─── Texto de leitura

Espelho Meu Andreia Brites 15 Fevereiro 2024

Indomáveis, o mundo é um lugar injusto
Yuval Noah Harari
Booksmile
Tradução de Catarina Gandara 

A partir das ideias principais de Sapiens, Yuval Harari criou uma coleção juvenil organizada por épocas. Depois do paleolítico, surge a grande revolução agrícola como momento transformador da humanidade. 

Sem eufemismos, o autor explicita as consequências nefastas da agricultura para o ser humano e como foi nessa altura que os grandes flagelos que continuam a deflagrar tiveram início: as pandemias, a fome, a guerra. O medo e o poder caminharam a par, entre a necessidade de defender o alimento que garantia a sobrevivência e a crença em rituais que também a garantissem. 

A narrativa explicativa é intercalada por diálogos entre personagens fictícias (entre uma criança recoletora e outra de uma aldeia ou entre dois esqueletos).

Neste volume, o leitor identifica a violência infligida aos animais que as pessoas começaram a domesticar e a criar para se alimentarem, conhece a origem de várias doenças, relaciona conflitos geopolíticos atuais com as guerras entre tribos rivais que lutavam pelos mesmos recursos. E sobretudo pode constatar que a perda de liberdade para uma grande maioria dos seres humanos começou com a revolução agrícola. Tanto quanto uma profunda alteração da noção de tempo: o que se centrava no presente e na necessidade de dar resposta a desafios imediatos transformou-se numa planificação a pensar no futuro, assente em previsões. Porque nem tudo é mau, foram os desafios constantes que a sedentarização colocou que permitiram desenvolver o conhecimento, materializado em raciocínio, técnicas de produção, linguagem e arte.

──────
─── Informação fornecida

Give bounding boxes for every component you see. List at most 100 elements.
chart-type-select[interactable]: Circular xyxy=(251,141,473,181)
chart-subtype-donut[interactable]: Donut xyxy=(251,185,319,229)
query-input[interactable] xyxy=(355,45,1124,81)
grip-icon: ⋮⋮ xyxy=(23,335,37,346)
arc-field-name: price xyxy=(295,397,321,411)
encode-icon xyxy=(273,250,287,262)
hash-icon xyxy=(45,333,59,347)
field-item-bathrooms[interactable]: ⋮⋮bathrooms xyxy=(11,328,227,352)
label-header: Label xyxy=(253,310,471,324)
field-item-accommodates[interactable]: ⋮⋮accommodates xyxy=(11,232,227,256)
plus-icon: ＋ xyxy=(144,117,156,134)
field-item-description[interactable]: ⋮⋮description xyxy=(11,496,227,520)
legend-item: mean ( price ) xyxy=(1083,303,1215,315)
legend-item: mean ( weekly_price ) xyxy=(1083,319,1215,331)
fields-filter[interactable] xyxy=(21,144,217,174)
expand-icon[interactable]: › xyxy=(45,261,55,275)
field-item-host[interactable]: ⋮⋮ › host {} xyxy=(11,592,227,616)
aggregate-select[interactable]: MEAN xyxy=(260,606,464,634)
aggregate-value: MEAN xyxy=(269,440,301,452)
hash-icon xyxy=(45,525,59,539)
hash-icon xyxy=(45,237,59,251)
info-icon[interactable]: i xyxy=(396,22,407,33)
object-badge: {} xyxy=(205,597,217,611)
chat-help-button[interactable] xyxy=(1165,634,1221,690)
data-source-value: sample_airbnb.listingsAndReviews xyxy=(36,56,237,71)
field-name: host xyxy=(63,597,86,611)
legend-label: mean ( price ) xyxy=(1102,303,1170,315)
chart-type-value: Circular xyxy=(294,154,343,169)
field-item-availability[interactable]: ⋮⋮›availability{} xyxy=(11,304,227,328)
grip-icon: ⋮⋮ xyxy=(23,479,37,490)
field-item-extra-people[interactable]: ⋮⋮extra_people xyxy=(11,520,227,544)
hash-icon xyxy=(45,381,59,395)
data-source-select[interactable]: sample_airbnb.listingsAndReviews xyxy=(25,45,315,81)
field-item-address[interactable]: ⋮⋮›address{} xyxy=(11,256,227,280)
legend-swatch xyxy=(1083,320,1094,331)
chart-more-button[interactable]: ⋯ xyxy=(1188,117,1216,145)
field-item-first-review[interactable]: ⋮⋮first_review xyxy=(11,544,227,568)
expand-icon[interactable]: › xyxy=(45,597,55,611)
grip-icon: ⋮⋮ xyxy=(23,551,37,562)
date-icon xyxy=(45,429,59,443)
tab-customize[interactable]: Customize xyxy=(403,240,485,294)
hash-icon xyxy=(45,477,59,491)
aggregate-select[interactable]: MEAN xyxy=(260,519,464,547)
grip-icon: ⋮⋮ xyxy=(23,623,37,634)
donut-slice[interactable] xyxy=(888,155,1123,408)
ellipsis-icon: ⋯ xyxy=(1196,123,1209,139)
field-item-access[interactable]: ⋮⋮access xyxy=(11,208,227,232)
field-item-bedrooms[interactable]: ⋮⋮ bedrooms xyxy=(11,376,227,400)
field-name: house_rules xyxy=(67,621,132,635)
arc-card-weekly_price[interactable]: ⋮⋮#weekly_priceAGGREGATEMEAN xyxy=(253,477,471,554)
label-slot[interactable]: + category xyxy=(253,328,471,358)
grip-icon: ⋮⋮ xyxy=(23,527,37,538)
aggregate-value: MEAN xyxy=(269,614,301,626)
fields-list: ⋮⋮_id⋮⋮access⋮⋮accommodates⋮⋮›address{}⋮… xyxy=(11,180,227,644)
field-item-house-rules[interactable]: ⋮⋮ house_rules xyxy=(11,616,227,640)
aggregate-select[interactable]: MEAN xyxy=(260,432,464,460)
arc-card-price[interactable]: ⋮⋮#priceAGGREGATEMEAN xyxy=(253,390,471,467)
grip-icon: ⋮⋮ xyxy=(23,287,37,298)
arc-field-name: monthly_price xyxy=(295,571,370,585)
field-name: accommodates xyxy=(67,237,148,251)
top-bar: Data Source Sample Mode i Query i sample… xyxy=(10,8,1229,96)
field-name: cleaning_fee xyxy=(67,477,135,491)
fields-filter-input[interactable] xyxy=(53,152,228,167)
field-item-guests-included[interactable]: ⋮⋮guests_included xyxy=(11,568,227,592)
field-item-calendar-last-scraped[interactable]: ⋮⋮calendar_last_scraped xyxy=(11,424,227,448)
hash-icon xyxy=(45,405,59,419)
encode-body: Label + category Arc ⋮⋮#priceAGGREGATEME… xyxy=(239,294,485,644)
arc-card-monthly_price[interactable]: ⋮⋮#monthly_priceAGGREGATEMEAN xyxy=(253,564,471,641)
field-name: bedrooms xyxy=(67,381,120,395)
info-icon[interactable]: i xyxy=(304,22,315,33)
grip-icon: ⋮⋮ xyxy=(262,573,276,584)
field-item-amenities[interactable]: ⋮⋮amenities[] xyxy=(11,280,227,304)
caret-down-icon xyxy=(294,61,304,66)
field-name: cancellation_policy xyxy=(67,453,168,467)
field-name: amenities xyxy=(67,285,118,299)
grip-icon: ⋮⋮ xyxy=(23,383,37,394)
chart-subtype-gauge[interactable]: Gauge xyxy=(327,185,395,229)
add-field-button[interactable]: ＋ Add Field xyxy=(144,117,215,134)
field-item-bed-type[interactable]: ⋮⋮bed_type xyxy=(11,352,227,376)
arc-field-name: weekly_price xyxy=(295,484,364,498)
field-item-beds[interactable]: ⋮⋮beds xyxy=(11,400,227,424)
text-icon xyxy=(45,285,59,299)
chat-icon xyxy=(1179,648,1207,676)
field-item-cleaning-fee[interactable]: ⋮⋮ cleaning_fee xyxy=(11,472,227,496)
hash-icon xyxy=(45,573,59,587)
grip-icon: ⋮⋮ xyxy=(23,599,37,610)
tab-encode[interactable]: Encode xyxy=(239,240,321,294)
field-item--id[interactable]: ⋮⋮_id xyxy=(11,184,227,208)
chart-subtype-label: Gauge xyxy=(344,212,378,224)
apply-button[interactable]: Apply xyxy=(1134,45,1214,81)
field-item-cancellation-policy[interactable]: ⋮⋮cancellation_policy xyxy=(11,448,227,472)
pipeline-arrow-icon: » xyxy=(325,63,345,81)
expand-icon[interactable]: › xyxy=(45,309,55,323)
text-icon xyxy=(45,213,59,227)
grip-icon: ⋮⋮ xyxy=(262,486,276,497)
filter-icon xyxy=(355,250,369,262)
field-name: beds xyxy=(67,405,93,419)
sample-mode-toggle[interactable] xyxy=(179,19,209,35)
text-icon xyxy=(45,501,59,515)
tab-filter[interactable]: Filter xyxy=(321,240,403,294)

──────

* **Tarefas a realizar**
• a. Segundo a recensão sobre Indomáveis, porque é que o medo e o poder caminharam a par? Responda em uma a três frases.
• b. Escreva a continuação da recensão sobre Indomáveis, a partir da sua última frase.
Os itens não têm qualquer papel nesta parte.

* **Resultados por tarefa**
• a. O medo e o poder caminharam a par devido à necessidade de defender o alimento que garantia a sobrevivência. Também contribuiu a crença em rituais que igualmente a garantissem.

• b.
Yuval avança, em seguida, para a organização dos reinos, designadamente o Egípcio. O poder da organização social permite, por um lado, mais segurança e capacidade para resolver problemas relacionados com a seca ou as cheias, mas por outro promove esforços desiguais. Os impostos e a pobreza estão associados a uma nova visão do que é a propriedade. Se, antes da revolução agrícola, a ideia de ter algo de seu não constituía uma prioridade ou desejo para as pequenas comunidades que circulavam nas florestas, depois desta acontecer as pessoas consideram natural considerar seu um espaço, um animal, ferramentas, frutos, sementes, água. E, como ter alimentos e terras depende de múltiplos fatores, a condição de pobreza institucionaliza-se. Têm início as primeiras ações discriminatórias regulamentadas entre povos: começa a escravatura.

Simultaneamente, inventa-se a escrita e desenvolvem-se os primeiros sistemas burocráticos. Cria-se poesia e funda-se a escola. 

É nas primeiras civilizações que se sustentam os princípios que se desenvolveram ao longo dos últimos milhares de anos. No final do volume o filósofo questiona os leitores sobre tudo o que leram e convida-os a posicionarem-se. Embora seja um livro juvenil, o essencial da informação e a sua problematização vai ao encontro do que lemos no livro para adultos. É um excelente exemplo de como a seleção da informação e a adequação da forma são o que distingue os dois públicos, não o simplismo do pensamento.